- Work instruction 1:
Judge whether each statement below agrees with the forum thread on Wallace's death. Give yes or no for each, with the deciding words of the thread quoted exactly.
(a) The poster mamakats is a UA graduate.
(b) mikeepatrick learned of Wallace's death from a television broadcast.
(c) Wallace had been scheduled to come to mikeepatrick's town in February.
- Work instruction 2:
Carry on the forum thread about Wallace's death from the point where it stops.

- Page extract:
Full article here. Will open in a newe window.

The waste of it all. Here was a Thomas Wolfe born too late to find a Maxwell Perkins to take him from excellent to deathless.

3mamakats
Sep 15, 2008, 1:45 pm

Wallace has been so deeply influential and engaging for me. As a UA grad (he left the creative writing program there to join NYU - a much better choice that was unavailable to me), I could see his perspective all through the halls of academia and his writing style and sensibility speaks directly to my own. I was so pleased to have been exposed to his work before going to classes there - and it made me feel somehow connected to that insight (though obviously I was not).

I just can't sense the logic of his passing and in such a manner as he went. I am sad and devastated in a way that is hard to articulate.

4richardderus
Sep 15, 2008, 11:43 pm

mamakats, I know what you mean. It simply defies my comprehension that Wallace should be gone, and his talent with him.

Very disheartening.

5mikeepatrick
Sep 16, 2008, 10:53 am

I sure hope there are other Wallace threads here on LT, because, if not, this thread should have about 150 posts in it - if there were any justice in the world, which of course, there isn't.

Good lord, did I have a sense of deja vu yesterday. When guitar-god Michael Hedges died, I was out of town on business and I had to get the news from a little bitty blurb in USA Today. Yesterday, I'm in the backseat of a rental out of town on business and I get the Wallace news from a little blurb in USA Today. Two heros, and I'm getting the news in one nice, neat little paragraph, which hardly seems fitting for either of these GIANTS.

Simply put, Infinite Jest is my favorite book. Like a lot of fans, reading it CONSUMED me. I have followed Wallace slavishly ever since. He was coming to town in February as part of the local university's visitng writers series, and I couldn't have been more pumped.

The world has lost a premier literary talent. So, so sad...

- Data:
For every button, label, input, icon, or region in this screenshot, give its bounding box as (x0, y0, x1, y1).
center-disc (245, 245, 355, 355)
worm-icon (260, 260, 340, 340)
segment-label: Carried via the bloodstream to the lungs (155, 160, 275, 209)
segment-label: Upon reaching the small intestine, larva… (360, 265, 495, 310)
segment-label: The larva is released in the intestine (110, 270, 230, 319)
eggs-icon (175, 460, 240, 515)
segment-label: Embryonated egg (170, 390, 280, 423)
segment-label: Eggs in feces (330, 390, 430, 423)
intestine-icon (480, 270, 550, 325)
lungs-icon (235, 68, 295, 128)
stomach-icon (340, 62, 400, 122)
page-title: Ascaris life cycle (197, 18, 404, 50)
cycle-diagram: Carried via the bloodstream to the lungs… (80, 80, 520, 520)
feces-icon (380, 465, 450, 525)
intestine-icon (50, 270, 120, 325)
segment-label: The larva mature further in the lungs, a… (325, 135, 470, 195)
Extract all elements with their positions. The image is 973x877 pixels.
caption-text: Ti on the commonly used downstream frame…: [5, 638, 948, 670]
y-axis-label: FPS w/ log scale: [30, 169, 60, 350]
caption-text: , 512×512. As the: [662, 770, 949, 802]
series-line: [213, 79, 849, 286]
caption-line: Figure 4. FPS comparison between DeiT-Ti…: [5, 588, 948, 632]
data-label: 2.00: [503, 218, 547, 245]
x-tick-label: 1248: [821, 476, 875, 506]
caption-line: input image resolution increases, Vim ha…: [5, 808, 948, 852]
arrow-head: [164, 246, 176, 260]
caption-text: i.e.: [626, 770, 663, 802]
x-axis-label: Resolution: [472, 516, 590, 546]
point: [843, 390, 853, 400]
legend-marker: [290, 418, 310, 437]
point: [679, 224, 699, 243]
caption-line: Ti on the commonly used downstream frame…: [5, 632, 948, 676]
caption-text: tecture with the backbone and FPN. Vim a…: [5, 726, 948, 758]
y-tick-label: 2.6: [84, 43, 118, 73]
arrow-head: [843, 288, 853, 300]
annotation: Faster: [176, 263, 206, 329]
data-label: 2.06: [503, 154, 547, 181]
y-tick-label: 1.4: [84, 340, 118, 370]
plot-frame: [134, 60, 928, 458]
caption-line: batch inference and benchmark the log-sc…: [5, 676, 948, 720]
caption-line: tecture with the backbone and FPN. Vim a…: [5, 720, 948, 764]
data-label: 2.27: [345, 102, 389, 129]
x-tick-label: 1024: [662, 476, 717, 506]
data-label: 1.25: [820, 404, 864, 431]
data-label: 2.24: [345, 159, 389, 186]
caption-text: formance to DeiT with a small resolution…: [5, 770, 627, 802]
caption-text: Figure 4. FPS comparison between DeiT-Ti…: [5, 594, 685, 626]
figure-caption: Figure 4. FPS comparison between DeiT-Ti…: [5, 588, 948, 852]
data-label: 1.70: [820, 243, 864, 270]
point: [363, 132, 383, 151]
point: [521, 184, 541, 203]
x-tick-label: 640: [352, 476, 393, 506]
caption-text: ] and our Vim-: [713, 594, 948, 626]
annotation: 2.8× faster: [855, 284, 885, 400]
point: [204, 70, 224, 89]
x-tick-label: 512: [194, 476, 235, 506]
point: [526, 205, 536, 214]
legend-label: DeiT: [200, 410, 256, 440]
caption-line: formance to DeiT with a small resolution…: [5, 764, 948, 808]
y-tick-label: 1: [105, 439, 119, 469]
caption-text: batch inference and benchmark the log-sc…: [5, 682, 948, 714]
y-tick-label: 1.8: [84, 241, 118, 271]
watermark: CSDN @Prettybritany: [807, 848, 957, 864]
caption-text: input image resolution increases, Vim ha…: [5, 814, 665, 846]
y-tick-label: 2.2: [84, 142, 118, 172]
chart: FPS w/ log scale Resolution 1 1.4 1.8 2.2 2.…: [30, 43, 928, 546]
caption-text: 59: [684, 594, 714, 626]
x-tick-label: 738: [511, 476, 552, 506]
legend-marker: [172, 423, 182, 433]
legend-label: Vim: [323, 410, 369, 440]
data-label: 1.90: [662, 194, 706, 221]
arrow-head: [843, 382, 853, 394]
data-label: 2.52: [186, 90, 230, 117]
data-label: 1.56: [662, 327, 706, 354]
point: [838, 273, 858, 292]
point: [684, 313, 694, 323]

- Reply 1:
(a) Yes: "As a UA grad"
(b) No: "I get the Wallace news from a little blurb in USA Today."
(c) Yes: "He was coming to town in February"

- Reply 2:
6mamakats
Oct 19, 2008, 10:43 pm

Okay, now this is TOO much: I did not know until I just read - that Michael Hedges has died too! It has taken me weeks to get my equilibrium back from the loss of DFW. I know it's a bit like a KurtCobainJunky, mourning a fallen rock star, but DFW is/was such an influence and connection to my own writing and reading and intellect... all while I listened to Michael Hedges. Guess I was a postmodernstructuralist 'groupie' afterall.

7mikeepatrick
Oct 20, 2008, 11:13 am

Well, Mr. Hedges has been gone for, what, like eight or nine years now? Single-car accident close to home about a month after the last time I had the honor of seeing him.

He was not only a visionary, but also an absolutely outstanding performer...

Sigh.

8mamakats
Edited: Oct 21, 2008, 1:35 am

I'm the goof, no more posting after chasing children all weekend - I was chatting with hubby and it dawned on me that I knew this factoid about M.H.... though it did not hit me hard at the time it occurred; I was busy making children then!

9mikeepatrick
Oct 21, 2008, 9:12 am

For anyone interested, the new issue of Rolling Stone (with Obama on the cover AGAIN - not that that's a bad thing) has a loooong article on DFW and his rather complex, fairly well-hidden struggle with depression over the years. Lots of pictures (family and otherwise) that I'd never seen, etc...very good but tremendously sad stuff.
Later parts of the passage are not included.